Source records:

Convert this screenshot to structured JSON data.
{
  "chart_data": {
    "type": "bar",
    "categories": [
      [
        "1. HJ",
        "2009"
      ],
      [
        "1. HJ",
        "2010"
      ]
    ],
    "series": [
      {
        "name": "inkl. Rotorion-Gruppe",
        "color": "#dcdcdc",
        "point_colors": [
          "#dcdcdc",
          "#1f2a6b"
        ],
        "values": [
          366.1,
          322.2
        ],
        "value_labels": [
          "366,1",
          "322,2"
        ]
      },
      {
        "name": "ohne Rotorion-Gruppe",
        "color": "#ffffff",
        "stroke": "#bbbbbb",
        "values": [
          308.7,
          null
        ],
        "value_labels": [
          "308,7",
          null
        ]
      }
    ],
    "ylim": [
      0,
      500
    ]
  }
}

...

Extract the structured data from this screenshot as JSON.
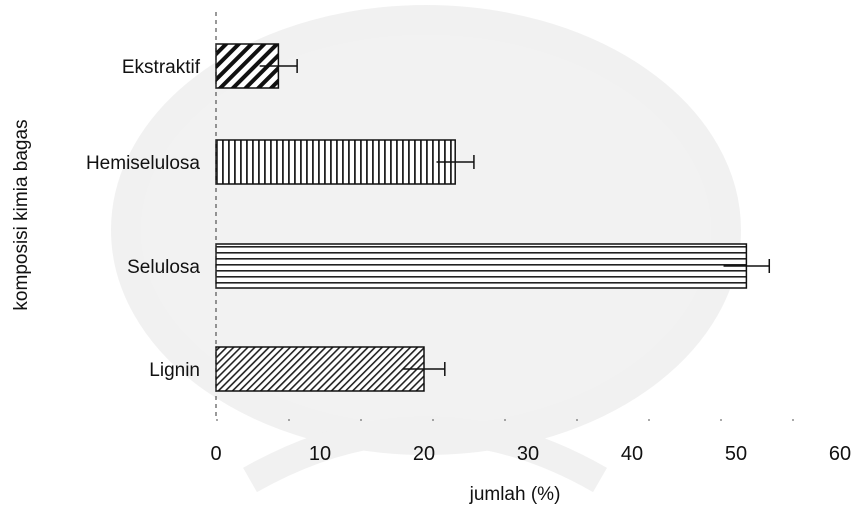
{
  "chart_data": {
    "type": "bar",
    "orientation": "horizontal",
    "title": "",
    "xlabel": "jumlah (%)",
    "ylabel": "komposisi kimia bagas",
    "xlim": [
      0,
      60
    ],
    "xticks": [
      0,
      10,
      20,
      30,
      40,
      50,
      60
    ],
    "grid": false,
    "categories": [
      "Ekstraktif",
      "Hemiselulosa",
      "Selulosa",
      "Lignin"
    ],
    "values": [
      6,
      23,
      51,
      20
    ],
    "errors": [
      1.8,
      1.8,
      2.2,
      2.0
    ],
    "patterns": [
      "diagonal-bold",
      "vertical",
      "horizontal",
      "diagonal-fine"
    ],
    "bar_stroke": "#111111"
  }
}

==

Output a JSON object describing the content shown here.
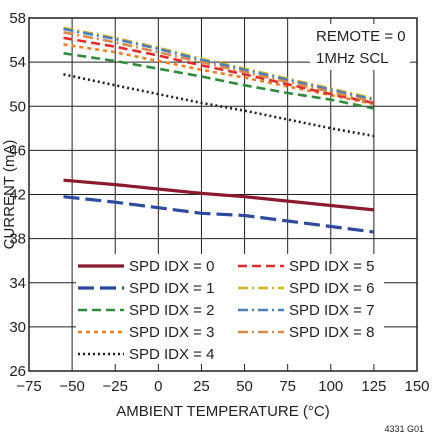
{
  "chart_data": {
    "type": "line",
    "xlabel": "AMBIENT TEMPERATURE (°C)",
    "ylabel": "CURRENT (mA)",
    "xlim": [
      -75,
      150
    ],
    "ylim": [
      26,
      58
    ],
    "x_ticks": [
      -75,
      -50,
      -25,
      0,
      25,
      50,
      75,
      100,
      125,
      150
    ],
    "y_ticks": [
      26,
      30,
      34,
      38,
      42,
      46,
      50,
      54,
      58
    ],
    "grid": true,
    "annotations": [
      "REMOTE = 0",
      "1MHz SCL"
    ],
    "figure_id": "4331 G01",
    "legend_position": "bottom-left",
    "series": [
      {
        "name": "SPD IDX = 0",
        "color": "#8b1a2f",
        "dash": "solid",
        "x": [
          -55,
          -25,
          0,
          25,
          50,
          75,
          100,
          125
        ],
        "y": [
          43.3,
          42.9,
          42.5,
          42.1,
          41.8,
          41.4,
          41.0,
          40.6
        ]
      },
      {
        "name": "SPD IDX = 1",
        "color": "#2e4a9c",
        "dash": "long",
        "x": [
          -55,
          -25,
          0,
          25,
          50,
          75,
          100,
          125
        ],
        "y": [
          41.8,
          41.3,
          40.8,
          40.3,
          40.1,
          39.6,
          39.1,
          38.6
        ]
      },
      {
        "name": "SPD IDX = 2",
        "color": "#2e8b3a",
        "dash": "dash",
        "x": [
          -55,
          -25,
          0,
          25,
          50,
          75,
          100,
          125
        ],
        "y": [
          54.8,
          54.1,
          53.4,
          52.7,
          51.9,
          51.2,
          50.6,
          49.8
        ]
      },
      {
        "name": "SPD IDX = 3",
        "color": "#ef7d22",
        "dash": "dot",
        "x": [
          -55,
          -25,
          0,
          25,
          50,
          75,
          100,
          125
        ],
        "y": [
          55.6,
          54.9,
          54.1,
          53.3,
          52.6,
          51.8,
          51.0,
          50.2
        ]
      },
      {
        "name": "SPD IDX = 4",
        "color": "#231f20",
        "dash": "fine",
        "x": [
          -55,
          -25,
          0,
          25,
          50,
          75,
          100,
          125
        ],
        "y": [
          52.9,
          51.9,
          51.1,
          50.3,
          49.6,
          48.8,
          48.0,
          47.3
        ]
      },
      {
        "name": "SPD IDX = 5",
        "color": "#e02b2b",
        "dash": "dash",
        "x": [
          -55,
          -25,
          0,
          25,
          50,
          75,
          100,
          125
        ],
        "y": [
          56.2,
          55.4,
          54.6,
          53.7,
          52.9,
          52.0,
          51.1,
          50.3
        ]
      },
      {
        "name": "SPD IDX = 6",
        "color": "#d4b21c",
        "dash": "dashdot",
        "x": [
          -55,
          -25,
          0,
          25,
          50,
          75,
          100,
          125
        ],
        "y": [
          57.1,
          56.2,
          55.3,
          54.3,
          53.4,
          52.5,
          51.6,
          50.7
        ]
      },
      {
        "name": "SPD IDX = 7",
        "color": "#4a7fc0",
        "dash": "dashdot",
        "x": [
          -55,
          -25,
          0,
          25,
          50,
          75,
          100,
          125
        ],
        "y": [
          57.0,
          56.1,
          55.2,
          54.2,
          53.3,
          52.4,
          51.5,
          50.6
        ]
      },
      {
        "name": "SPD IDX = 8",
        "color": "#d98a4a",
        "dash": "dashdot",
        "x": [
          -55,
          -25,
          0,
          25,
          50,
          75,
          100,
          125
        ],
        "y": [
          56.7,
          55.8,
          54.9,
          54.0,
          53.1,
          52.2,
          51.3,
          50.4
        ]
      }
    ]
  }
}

§ **Short exercise**
Pull every line containing the word "ylabel" out of the material.

§ **Finished exercise**
    "ylabel": "komposisi kimia bagas",
    "ylabel": "CURRENT (mA)",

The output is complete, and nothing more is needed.